#### Dataset entries

---

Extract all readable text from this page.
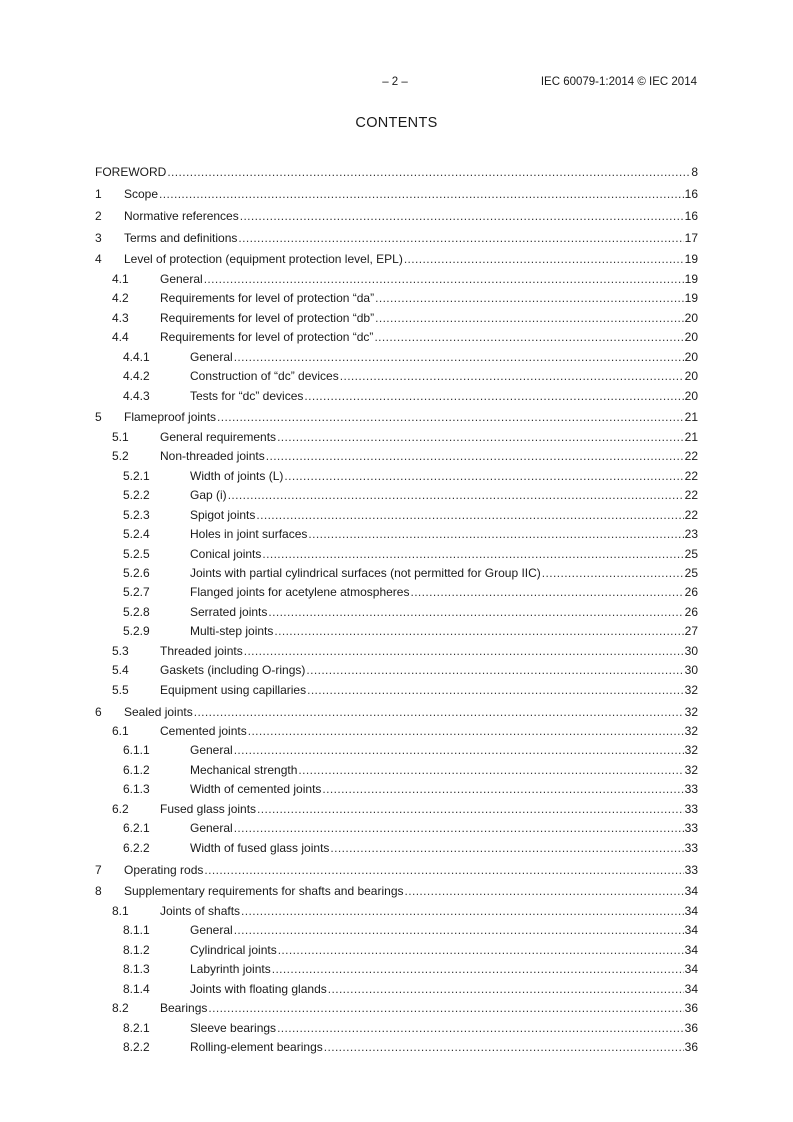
– 2 –	IEC 60079-1:2014 © IEC 2014
CONTENTS
FOREWORD .....	8
1	Scope .....	16
2	Normative references .....	16
3	Terms and definitions .....	17
4	Level of protection (equipment protection level, EPL) .....	19
4.1	General .....	19
4.2	Requirements for level of protection “da” .....	19
4.3	Requirements for level of protection “db” .....	20
4.4	Requirements for level of protection “dc” .....	20
4.4.1	General .....	20
4.4.2	Construction of “dc” devices .....	20
4.4.3	Tests for “dc” devices .....	20
5	Flameproof joints .....	21
5.1	General requirements .....	21
5.2	Non-threaded joints .....	22
5.2.1	Width of joints (L) .....	22
5.2.2	Gap (i) .....	22
5.2.3	Spigot joints .....	22
5.2.4	Holes in joint surfaces .....	23
5.2.5	Conical joints .....	25
5.2.6	Joints with partial cylindrical surfaces (not permitted for Group IIC) .....	25
5.2.7	Flanged joints for acetylene atmospheres .....	26
5.2.8	Serrated joints .....	26
5.2.9	Multi-step joints .....	27
5.3	Threaded joints .....	30
5.4	Gaskets (including O-rings) .....	30
5.5	Equipment using capillaries .....	32
6	Sealed joints .....	32
6.1	Cemented joints .....	32
6.1.1	General .....	32
6.1.2	Mechanical strength .....	32
6.1.3	Width of cemented joints .....	33
6.2	Fused glass joints .....	33
6.2.1	General .....	33
6.2.2	Width of fused glass joints .....	33
7	Operating rods .....	33
8	Supplementary requirements for shafts and bearings .....	34
8.1	Joints of shafts .....	34
8.1.1	General .....	34
8.1.2	Cylindrical joints .....	34
8.1.3	Labyrinth joints .....	34
8.1.4	Joints with floating glands .....	34
8.2	Bearings .....	36
8.2.1	Sleeve bearings .....	36
8.2.2	Rolling-element bearings .....	36
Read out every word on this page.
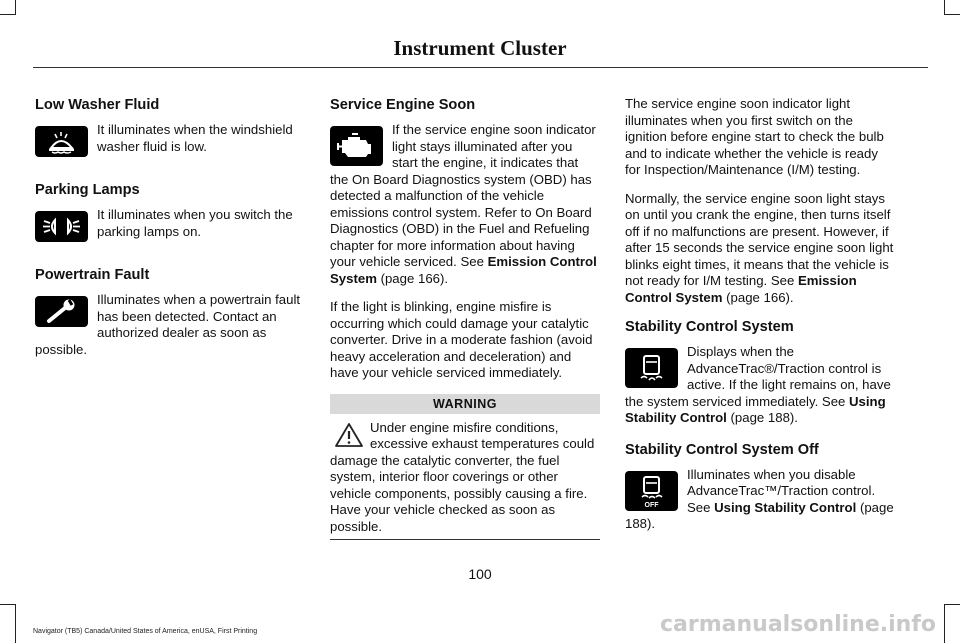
Instrument Cluster
Low Washer Fluid

It illuminates when the windshield washer fluid is low.

Parking Lamps

It illuminates when you switch the parking lamps on.

Powertrain Fault

Illuminates when a powertrain fault has been detected. Contact an authorized dealer as soon as possible.

Service Engine Soon

If the service engine soon indicator light stays illuminated after you start the engine, it indicates that the On Board Diagnostics system (OBD) has detected a malfunction of the vehicle emissions control system. Refer to On Board Diagnostics (OBD) in the Fuel and Refueling chapter for more information about having your vehicle serviced. See Emission Control System (page 166).

If the light is blinking, engine misfire is occurring which could damage your catalytic converter. Drive in a moderate fashion (avoid heavy acceleration and deceleration) and have your vehicle serviced immediately.

WARNING

Under engine misfire conditions, excessive exhaust temperatures could damage the catalytic converter, the fuel system, interior floor coverings or other vehicle components, possibly causing a fire. Have your vehicle checked as soon as possible.

The service engine soon indicator light illuminates when you first switch on the ignition before engine start to check the bulb and to indicate whether the vehicle is ready for Inspection/Maintenance (I/M) testing.

Normally, the service engine soon light stays on until you crank the engine, then turns itself off if no malfunctions are present. However, if after 15 seconds the service engine soon light blinks eight times, it means that the vehicle is not ready for I/M testing. See Emission Control System (page 166).

Stability Control System

Displays when the AdvanceTrac®/Traction control is active. If the light remains on, have the system serviced immediately. See Using Stability Control (page 188).

Stability Control System Off
OFF

Illuminates when you disable AdvanceTrac™/Traction control. See Using Stability Control (page 188).

100
Navigator (TB5) Canada/United States of America, enUSA, First Printing	carmanualsonline.info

---

#### Stated goal
Quote the records above in full, dropping each picture.

#### Solution
Extract all readable text from this page.
– 2 –	IEC 60079-1:2014 © IEC 2014
CONTENTS
FOREWORD .....	8
1	Scope .....	16
2	Normative references .....	16
3	Terms and definitions .....	17
4	Level of protection (equipment protection level, EPL) .....	19
4.1	General .....	19
4.2	Requirements for level of protection “da” .....	19
4.3	Requirements for level of protection “db” .....	20
4.4	Requirements for level of protection “dc” .....	20
4.4.1	General .....	20
4.4.2	Construction of “dc” devices .....	20
4.4.3	Tests for “dc” devices .....	20
5	Flameproof joints .....	21
5.1	General requirements .....	21
5.2	Non-threaded joints .....	22
5.2.1	Width of joints (L) .....	22
5.2.2	Gap (i) .....	22
5.2.3	Spigot joints .....	22
5.2.4	Holes in joint surfaces .....	23
5.2.5	Conical joints .....	25
5.2.6	Joints with partial cylindrical surfaces (not permitted for Group IIC) .....	25
5.2.7	Flanged joints for acetylene atmospheres .....	26
5.2.8	Serrated joints .....	26
5.2.9	Multi-step joints .....	27
5.3	Threaded joints .....	30
5.4	Gaskets (including O-rings) .....	30
5.5	Equipment using capillaries .....	32
6	Sealed joints .....	32
6.1	Cemented joints .....	32
6.1.1	General .....	32
6.1.2	Mechanical strength .....	32
6.1.3	Width of cemented joints .....	33
6.2	Fused glass joints .....	33
6.2.1	General .....	33
6.2.2	Width of fused glass joints .....	33
7	Operating rods .....	33
8	Supplementary requirements for shafts and bearings .....	34
8.1	Joints of shafts .....	34
8.1.1	General .....	34
8.1.2	Cylindrical joints .....	34
8.1.3	Labyrinth joints .....	34
8.1.4	Joints with floating glands .....	34
8.2	Bearings .....	36
8.2.1	Sleeve bearings .....	36
8.2.2	Rolling-element bearings .....	36
Read out every word on this page.
Instrument Cluster
Low Washer Fluid

It illuminates when the windshield washer fluid is low.

Parking Lamps

It illuminates when you switch the parking lamps on.

Powertrain Fault

Illuminates when a powertrain fault has been detected. Contact an authorized dealer as soon as possible.

Service Engine Soon

If the service engine soon indicator light stays illuminated after you start the engine, it indicates that the On Board Diagnostics system (OBD) has detected a malfunction of the vehicle emissions control system. Refer to On Board Diagnostics (OBD) in the Fuel and Refueling chapter for more information about having your vehicle serviced. See Emission Control System (page 166).

If the light is blinking, engine misfire is occurring which could damage your catalytic converter. Drive in a moderate fashion (avoid heavy acceleration and deceleration) and have your vehicle serviced immediately.

WARNING

Under engine misfire conditions, excessive exhaust temperatures could damage the catalytic converter, the fuel system, interior floor coverings or other vehicle components, possibly causing a fire. Have your vehicle checked as soon as possible.

The service engine soon indicator light illuminates when you first switch on the ignition before engine start to check the bulb and to indicate whether the vehicle is ready for Inspection/Maintenance (I/M) testing.

Normally, the service engine soon light stays on until you crank the engine, then turns itself off if no malfunctions are present. However, if after 15 seconds the service engine soon light blinks eight times, it means that the vehicle is not ready for I/M testing. See Emission Control System (page 166).

Stability Control System

Displays when the AdvanceTrac®/Traction control is active. If the light remains on, have the system serviced immediately. See Using Stability Control (page 188).

Stability Control System Off
OFF

Illuminates when you disable AdvanceTrac™/Traction control. See Using Stability Control (page 188).

100
Navigator (TB5) Canada/United States of America, enUSA, First Printing	carmanualsonline.info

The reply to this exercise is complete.